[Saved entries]
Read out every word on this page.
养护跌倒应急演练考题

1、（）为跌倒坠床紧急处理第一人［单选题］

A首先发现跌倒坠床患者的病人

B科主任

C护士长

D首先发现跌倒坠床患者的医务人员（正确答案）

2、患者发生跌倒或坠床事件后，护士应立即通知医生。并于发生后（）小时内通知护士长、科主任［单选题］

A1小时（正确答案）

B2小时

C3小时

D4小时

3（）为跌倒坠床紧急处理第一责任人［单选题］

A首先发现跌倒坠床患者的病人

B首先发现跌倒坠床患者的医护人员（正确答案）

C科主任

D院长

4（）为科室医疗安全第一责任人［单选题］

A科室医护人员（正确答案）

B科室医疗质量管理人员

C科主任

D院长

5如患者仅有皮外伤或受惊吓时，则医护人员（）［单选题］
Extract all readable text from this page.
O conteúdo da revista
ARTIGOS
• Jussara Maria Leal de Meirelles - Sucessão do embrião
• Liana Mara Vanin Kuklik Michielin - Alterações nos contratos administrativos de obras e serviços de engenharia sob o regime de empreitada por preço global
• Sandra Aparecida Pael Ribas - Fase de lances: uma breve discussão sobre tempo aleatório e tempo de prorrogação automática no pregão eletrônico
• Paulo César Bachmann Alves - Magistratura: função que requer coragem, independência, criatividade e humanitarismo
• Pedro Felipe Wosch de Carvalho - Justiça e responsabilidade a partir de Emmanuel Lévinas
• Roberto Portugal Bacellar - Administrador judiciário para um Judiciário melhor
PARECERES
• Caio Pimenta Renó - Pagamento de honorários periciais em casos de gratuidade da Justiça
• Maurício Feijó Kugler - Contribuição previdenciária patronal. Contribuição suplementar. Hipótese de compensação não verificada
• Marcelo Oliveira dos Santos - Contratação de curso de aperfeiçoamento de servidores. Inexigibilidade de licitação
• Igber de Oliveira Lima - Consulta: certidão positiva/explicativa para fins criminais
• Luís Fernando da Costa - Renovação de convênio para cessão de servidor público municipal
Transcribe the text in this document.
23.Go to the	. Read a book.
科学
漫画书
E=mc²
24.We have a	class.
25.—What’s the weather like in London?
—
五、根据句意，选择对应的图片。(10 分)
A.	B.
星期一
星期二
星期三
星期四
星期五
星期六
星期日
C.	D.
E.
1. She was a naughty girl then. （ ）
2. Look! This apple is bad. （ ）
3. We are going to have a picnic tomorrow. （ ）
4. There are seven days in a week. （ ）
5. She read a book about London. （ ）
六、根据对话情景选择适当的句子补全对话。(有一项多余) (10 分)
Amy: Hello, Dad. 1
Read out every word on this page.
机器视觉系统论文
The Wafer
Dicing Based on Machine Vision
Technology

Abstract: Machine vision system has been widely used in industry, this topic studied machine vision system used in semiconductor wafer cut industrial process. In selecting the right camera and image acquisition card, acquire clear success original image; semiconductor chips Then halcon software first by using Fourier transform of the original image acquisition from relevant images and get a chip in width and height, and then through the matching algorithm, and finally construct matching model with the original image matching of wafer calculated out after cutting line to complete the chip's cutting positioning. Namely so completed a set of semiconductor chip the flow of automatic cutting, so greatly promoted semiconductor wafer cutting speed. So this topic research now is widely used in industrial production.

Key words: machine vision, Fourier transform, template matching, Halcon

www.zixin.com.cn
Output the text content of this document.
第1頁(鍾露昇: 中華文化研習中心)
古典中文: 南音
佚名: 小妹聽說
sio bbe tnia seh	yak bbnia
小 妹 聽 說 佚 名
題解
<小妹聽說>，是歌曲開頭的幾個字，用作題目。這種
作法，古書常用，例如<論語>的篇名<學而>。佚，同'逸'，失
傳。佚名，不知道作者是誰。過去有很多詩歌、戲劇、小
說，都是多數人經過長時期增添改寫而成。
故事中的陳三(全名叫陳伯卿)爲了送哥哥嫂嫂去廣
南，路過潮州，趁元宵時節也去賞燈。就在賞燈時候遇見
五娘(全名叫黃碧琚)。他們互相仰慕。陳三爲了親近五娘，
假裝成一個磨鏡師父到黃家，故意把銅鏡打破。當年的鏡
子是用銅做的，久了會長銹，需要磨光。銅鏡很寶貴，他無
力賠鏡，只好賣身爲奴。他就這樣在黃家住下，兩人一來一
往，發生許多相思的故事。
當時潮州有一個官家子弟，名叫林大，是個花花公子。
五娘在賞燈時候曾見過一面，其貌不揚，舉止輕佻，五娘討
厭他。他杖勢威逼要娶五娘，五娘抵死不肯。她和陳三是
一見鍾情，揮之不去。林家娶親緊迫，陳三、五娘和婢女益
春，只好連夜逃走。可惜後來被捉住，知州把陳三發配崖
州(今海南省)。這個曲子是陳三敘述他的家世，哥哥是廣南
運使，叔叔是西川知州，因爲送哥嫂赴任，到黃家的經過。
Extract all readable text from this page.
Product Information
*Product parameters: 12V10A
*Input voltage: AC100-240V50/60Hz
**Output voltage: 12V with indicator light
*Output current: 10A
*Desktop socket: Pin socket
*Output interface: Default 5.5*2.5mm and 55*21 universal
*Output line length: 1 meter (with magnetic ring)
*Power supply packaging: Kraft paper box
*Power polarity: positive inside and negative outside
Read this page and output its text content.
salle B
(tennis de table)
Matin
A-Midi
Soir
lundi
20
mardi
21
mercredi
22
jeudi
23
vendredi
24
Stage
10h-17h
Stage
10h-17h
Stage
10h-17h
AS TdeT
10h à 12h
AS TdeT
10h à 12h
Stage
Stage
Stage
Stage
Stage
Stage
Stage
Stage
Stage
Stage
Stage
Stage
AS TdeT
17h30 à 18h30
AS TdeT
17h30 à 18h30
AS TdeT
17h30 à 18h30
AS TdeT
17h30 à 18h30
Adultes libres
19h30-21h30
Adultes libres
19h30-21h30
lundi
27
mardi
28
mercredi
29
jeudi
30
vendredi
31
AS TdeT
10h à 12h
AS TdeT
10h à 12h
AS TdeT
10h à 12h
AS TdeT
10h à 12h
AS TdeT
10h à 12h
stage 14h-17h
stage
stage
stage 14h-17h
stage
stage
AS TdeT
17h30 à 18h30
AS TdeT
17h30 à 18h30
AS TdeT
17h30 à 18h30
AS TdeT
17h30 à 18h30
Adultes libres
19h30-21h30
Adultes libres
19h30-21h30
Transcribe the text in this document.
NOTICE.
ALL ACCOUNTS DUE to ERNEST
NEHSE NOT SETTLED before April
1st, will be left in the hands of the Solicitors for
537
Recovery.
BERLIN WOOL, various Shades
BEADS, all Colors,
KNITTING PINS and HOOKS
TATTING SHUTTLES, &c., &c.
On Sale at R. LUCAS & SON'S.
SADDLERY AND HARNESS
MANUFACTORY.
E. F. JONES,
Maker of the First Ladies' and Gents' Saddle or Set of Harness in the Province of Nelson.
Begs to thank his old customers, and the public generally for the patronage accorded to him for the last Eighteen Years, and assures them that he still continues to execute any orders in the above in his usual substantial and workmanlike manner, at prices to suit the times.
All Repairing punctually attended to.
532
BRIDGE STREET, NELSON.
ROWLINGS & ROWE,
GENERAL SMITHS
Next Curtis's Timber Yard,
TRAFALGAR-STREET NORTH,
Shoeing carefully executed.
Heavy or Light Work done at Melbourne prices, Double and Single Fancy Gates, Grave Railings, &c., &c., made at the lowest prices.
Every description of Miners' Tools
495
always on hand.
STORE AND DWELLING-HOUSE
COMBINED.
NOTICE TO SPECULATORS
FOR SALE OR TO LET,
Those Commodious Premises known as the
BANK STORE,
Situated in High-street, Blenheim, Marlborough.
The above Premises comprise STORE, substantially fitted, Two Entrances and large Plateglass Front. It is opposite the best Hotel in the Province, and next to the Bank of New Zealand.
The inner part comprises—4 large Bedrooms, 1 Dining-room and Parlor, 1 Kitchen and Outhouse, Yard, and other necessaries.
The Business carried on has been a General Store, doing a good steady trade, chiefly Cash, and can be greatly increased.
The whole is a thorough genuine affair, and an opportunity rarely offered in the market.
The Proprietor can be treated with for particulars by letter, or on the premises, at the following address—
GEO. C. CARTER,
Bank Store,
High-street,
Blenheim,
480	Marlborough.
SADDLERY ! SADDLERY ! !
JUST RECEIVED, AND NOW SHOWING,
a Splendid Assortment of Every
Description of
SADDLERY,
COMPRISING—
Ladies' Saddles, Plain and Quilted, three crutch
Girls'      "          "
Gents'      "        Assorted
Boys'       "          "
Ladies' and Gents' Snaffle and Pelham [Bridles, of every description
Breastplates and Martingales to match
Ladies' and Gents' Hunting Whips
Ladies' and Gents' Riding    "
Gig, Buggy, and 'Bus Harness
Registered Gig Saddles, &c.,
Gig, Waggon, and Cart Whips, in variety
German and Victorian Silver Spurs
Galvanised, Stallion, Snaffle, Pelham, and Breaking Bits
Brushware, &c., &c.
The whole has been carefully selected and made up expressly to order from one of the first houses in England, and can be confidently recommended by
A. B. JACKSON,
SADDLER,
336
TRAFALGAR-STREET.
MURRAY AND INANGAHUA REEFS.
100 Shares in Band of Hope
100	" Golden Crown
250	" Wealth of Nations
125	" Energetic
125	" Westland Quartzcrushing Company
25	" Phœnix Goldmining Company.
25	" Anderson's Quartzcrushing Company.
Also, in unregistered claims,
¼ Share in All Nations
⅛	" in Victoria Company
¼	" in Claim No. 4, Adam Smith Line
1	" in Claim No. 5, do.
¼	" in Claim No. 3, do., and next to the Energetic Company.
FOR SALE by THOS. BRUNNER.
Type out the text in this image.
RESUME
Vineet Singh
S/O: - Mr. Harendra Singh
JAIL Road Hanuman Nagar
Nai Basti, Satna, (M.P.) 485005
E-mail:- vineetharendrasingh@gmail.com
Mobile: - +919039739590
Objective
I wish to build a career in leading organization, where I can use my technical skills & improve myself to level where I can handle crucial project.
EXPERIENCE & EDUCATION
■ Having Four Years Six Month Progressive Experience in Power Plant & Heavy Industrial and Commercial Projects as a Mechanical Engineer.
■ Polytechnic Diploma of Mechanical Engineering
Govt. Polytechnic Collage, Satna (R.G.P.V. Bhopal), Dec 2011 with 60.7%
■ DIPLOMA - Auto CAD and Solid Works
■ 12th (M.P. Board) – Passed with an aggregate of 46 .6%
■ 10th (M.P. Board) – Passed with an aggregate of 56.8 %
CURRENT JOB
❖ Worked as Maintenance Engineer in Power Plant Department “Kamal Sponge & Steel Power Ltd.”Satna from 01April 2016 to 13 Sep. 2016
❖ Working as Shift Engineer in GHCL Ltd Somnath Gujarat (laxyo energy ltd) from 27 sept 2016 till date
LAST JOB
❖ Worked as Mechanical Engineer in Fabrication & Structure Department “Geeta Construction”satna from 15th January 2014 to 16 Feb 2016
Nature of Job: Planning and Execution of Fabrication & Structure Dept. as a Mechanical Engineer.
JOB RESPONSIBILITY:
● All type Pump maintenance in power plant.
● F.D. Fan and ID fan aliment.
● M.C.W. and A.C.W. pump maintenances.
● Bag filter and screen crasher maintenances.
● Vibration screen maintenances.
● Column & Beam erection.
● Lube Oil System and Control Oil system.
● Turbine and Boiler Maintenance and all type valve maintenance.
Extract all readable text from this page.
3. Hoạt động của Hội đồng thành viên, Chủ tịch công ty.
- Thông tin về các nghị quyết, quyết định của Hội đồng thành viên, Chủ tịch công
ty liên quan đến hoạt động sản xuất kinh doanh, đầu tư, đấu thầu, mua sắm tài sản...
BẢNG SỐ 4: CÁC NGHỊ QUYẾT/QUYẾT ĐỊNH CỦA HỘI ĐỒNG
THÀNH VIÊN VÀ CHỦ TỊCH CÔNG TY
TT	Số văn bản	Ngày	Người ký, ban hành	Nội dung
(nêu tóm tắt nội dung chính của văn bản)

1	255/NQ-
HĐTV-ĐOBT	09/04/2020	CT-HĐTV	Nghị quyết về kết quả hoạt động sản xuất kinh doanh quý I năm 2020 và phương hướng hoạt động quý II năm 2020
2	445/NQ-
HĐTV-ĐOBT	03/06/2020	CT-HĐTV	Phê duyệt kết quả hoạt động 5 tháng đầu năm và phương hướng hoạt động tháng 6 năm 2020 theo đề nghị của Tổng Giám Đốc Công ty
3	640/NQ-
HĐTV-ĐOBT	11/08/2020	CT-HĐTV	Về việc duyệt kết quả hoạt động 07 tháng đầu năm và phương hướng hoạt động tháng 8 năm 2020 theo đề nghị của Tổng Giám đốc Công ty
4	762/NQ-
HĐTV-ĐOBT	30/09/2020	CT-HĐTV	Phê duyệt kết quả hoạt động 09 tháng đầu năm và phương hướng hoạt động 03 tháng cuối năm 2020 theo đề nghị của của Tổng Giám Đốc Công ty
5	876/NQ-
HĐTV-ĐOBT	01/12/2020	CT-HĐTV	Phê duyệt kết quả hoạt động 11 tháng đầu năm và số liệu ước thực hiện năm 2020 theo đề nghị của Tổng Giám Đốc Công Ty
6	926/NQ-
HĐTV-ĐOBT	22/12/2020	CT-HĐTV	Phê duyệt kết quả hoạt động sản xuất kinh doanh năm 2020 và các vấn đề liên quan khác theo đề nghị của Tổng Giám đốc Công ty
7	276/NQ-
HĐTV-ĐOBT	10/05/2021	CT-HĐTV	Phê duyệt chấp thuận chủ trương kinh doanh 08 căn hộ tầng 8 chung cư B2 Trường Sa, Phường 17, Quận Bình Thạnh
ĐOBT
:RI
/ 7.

Written request ->
Lines of the material that contain the word "London" are to be gathered.

Written solution ->
25.—What’s the weather like in London?
5. She read a book about London. （ ）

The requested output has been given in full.